(Data excerpts)
────────────────────

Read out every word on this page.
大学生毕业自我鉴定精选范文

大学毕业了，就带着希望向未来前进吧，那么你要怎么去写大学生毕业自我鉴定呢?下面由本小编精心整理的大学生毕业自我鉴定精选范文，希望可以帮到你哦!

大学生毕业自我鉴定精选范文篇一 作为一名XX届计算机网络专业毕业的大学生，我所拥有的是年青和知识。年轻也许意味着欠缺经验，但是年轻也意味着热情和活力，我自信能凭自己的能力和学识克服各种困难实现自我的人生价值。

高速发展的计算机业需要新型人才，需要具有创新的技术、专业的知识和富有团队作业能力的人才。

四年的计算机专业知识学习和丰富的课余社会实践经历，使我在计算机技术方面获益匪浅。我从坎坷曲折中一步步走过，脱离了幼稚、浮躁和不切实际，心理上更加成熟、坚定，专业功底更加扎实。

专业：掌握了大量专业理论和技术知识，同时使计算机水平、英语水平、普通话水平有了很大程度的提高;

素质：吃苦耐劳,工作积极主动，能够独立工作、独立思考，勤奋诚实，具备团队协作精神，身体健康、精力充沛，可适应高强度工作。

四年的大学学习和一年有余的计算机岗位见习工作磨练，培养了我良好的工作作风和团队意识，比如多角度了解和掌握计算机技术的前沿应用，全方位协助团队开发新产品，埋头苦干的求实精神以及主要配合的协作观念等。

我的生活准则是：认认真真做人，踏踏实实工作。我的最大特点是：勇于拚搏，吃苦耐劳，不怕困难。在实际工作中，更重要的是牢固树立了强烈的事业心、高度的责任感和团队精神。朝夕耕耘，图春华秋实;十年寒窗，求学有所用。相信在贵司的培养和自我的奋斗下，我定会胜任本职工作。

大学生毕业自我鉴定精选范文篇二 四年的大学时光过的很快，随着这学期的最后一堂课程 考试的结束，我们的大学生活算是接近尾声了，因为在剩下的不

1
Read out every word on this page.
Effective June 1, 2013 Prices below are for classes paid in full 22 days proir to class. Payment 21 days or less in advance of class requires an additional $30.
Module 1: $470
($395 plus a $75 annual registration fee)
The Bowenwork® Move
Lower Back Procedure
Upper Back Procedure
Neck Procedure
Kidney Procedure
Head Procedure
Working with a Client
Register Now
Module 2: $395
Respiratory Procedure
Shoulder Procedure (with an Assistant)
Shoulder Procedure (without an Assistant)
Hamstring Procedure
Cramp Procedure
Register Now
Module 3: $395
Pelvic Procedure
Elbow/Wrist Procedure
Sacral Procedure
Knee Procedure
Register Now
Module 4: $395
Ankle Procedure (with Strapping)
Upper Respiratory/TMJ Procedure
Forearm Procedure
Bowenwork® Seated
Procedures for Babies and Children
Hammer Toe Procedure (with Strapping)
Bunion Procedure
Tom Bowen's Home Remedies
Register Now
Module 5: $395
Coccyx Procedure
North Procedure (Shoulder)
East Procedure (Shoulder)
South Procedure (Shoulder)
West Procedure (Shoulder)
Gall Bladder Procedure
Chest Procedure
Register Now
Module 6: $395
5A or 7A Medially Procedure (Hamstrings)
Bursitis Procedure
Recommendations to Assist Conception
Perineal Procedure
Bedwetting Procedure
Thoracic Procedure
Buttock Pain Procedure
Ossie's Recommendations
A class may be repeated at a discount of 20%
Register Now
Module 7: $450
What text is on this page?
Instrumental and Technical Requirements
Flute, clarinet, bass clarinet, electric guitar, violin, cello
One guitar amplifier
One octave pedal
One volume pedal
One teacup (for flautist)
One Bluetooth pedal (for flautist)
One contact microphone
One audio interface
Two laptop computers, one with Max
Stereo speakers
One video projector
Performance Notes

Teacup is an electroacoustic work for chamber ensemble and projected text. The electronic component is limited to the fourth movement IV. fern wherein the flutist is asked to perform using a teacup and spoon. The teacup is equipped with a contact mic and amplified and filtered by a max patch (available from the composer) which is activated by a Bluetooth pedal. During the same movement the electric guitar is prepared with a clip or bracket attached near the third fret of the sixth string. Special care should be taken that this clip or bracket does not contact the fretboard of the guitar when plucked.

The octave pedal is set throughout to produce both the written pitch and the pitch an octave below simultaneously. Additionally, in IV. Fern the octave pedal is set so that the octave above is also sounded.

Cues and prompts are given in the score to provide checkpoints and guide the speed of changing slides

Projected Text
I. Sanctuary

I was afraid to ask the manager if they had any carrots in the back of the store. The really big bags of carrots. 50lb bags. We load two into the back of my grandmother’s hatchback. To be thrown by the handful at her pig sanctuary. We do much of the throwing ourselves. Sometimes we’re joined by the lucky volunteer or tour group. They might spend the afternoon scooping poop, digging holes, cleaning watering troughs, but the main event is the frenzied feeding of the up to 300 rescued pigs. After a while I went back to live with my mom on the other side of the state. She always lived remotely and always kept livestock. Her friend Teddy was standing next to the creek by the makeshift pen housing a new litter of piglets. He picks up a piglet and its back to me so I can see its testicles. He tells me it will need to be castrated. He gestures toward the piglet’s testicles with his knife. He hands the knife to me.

────────────────────

Aim of the exercise:
Write out the records above again, keeping each one identical to the original.

Answer for the task:
Read out every word on this page.
大学生毕业自我鉴定精选范文

大学毕业了，就带着希望向未来前进吧，那么你要怎么去写大学生毕业自我鉴定呢?下面由本小编精心整理的大学生毕业自我鉴定精选范文，希望可以帮到你哦!

大学生毕业自我鉴定精选范文篇一 作为一名XX届计算机网络专业毕业的大学生，我所拥有的是年青和知识。年轻也许意味着欠缺经验，但是年轻也意味着热情和活力，我自信能凭自己的能力和学识克服各种困难实现自我的人生价值。

高速发展的计算机业需要新型人才，需要具有创新的技术、专业的知识和富有团队作业能力的人才。

四年的计算机专业知识学习和丰富的课余社会实践经历，使我在计算机技术方面获益匪浅。我从坎坷曲折中一步步走过，脱离了幼稚、浮躁和不切实际，心理上更加成熟、坚定，专业功底更加扎实。

专业：掌握了大量专业理论和技术知识，同时使计算机水平、英语水平、普通话水平有了很大程度的提高;

素质：吃苦耐劳,工作积极主动，能够独立工作、独立思考，勤奋诚实，具备团队协作精神，身体健康、精力充沛，可适应高强度工作。

四年的大学学习和一年有余的计算机岗位见习工作磨练，培养了我良好的工作作风和团队意识，比如多角度了解和掌握计算机技术的前沿应用，全方位协助团队开发新产品，埋头苦干的求实精神以及主要配合的协作观念等。

我的生活准则是：认认真真做人，踏踏实实工作。我的最大特点是：勇于拚搏，吃苦耐劳，不怕困难。在实际工作中，更重要的是牢固树立了强烈的事业心、高度的责任感和团队精神。朝夕耕耘，图春华秋实;十年寒窗，求学有所用。相信在贵司的培养和自我的奋斗下，我定会胜任本职工作。

大学生毕业自我鉴定精选范文篇二 四年的大学时光过的很快，随着这学期的最后一堂课程 考试的结束，我们的大学生活算是接近尾声了，因为在剩下的不

1
Read out every word on this page.
Effective June 1, 2013 Prices below are for classes paid in full 22 days proir to class. Payment 21 days or less in advance of class requires an additional $30.
Module 1: $470
($395 plus a $75 annual registration fee)
The Bowenwork® Move
Lower Back Procedure
Upper Back Procedure
Neck Procedure
Kidney Procedure
Head Procedure
Working with a Client
Register Now
Module 2: $395
Respiratory Procedure
Shoulder Procedure (with an Assistant)
Shoulder Procedure (without an Assistant)
Hamstring Procedure
Cramp Procedure
Register Now
Module 3: $395
Pelvic Procedure
Elbow/Wrist Procedure
Sacral Procedure
Knee Procedure
Register Now
Module 4: $395
Ankle Procedure (with Strapping)
Upper Respiratory/TMJ Procedure
Forearm Procedure
Bowenwork® Seated
Procedures for Babies and Children
Hammer Toe Procedure (with Strapping)
Bunion Procedure
Tom Bowen's Home Remedies
Register Now
Module 5: $395
Coccyx Procedure
North Procedure (Shoulder)
East Procedure (Shoulder)
South Procedure (Shoulder)
West Procedure (Shoulder)
Gall Bladder Procedure
Chest Procedure
Register Now
Module 6: $395
5A or 7A Medially Procedure (Hamstrings)
Bursitis Procedure
Recommendations to Assist Conception
Perineal Procedure
Bedwetting Procedure
Thoracic Procedure
Buttock Pain Procedure
Ossie's Recommendations
A class may be repeated at a discount of 20%
Register Now
Module 7: $450
What text is on this page?
Instrumental and Technical Requirements
Flute, clarinet, bass clarinet, electric guitar, violin, cello
One guitar amplifier
One octave pedal
One volume pedal
One teacup (for flautist)
One Bluetooth pedal (for flautist)
One contact microphone
One audio interface
Two laptop computers, one with Max
Stereo speakers
One video projector
Performance Notes

Teacup is an electroacoustic work for chamber ensemble and projected text. The electronic component is limited to the fourth movement IV. fern wherein the flutist is asked to perform using a teacup and spoon. The teacup is equipped with a contact mic and amplified and filtered by a max patch (available from the composer) which is activated by a Bluetooth pedal. During the same movement the electric guitar is prepared with a clip or bracket attached near the third fret of the sixth string. Special care should be taken that this clip or bracket does not contact the fretboard of the guitar when plucked.

The octave pedal is set throughout to produce both the written pitch and the pitch an octave below simultaneously. Additionally, in IV. Fern the octave pedal is set so that the octave above is also sounded.

Cues and prompts are given in the score to provide checkpoints and guide the speed of changing slides

Projected Text
I. Sanctuary

I was afraid to ask the manager if they had any carrots in the back of the store. The really big bags of carrots. 50lb bags. We load two into the back of my grandmother’s hatchback. To be thrown by the handful at her pig sanctuary. We do much of the throwing ourselves. Sometimes we’re joined by the lucky volunteer or tour group. They might spend the afternoon scooping poop, digging holes, cleaning watering troughs, but the main event is the frenzied feeding of the up to 300 rescued pigs. After a while I went back to live with my mom on the other side of the state. She always lived remotely and always kept livestock. Her friend Teddy was standing next to the creek by the makeshift pen housing a new litter of piglets. He picks up a piglet and its back to me so I can see its testicles. He tells me it will need to be castrated. He gestures toward the piglet’s testicles with his knife. He hands the knife to me.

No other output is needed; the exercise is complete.